=== Task to complete ===
In the excerpt on GLIBC Bug 23151, what status was the bug given when it was closed?

It is most likely a bug in the Linux (GNU C) library rather than the kernel. It is caused by the lseek() in the child processes. It is not clear (because I've not gone to look at the source code) what the library is doing or why.
GLIBC Bug 23151
GLIBC Bug 23151 - A forked process with unclosed file does lseek before exit and can cause infinite loop in parent I/O.
The bug was created 2018-05-08 US/Pacific, and was closed as INVALID by 2018-05-09. The reason given was:
Please read
http://pubs.opengroup.org/onlinepubs/9699919799/functions/V2_chap02.html#tag_15_05_01,
especially this paragraph:
Note that after a fork(), two handles exist where one existed before. […]
POSIX
The complete section of POSIX referred to (apart from verbiage noting that this is not covered by the C standard) is this:
2.5.1 Interaction of File Descriptors and Standard I/O Streams
An open file description may be accessed through a file descriptor, which is created using functions such as open() or pipe(), or through a stream, which is created using functions such as fopen() or popen(). Either a file descriptor or a stream is called a "handle" on the open file description to which it refers; an open file description may have several handles.

=== Extracted data ===
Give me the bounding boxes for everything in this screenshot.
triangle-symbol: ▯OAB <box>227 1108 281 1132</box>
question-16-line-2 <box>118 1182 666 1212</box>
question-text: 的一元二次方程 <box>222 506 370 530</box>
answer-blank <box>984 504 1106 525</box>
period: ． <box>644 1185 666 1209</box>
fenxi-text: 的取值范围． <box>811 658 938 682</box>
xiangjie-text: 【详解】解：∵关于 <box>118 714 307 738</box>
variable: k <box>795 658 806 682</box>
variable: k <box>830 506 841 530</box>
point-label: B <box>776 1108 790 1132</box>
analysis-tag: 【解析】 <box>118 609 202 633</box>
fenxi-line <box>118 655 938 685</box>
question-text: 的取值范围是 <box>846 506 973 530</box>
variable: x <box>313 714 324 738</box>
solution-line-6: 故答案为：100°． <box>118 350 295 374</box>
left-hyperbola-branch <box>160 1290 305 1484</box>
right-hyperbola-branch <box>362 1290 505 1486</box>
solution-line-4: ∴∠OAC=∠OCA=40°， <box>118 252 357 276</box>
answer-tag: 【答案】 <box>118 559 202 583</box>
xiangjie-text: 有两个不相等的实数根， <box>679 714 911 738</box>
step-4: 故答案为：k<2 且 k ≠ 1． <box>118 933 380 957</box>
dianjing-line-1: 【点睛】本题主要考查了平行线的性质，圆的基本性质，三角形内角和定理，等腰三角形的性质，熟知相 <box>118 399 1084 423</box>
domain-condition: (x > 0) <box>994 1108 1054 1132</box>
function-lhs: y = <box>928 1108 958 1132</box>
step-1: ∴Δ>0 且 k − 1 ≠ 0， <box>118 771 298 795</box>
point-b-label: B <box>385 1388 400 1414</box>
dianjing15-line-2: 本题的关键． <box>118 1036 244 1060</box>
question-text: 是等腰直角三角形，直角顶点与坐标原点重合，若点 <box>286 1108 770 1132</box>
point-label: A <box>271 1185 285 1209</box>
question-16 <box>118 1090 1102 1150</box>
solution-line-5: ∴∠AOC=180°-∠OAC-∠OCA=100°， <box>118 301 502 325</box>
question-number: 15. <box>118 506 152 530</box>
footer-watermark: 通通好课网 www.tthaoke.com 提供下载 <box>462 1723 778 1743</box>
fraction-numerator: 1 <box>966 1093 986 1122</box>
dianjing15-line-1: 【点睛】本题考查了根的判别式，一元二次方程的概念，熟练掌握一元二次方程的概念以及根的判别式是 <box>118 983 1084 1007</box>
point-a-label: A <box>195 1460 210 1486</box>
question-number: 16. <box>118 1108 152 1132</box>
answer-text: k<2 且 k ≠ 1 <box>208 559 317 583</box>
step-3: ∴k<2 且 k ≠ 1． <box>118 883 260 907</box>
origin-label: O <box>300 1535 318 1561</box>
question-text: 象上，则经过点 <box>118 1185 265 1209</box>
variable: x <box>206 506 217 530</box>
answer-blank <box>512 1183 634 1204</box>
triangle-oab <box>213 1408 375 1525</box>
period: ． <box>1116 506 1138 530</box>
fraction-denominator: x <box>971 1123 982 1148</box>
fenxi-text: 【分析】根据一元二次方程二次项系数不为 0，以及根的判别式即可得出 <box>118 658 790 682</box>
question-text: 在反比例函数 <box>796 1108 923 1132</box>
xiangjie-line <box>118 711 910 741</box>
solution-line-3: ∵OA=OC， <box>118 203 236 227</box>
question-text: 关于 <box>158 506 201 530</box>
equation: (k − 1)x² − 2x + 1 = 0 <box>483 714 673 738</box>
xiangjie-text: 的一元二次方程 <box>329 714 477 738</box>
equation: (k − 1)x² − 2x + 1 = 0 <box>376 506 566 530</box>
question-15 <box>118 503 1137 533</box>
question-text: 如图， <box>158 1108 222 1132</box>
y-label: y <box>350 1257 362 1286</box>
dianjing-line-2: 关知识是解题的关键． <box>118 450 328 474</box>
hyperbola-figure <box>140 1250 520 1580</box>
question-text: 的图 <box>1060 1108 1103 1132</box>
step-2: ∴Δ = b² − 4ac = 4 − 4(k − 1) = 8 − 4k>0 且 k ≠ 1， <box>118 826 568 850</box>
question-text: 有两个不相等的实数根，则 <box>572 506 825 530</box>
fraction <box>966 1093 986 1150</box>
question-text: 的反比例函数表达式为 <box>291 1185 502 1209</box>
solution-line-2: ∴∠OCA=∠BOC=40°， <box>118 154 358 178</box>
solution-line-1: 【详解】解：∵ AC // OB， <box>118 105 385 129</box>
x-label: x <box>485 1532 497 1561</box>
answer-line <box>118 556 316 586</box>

=== Output for this task ===
INVALID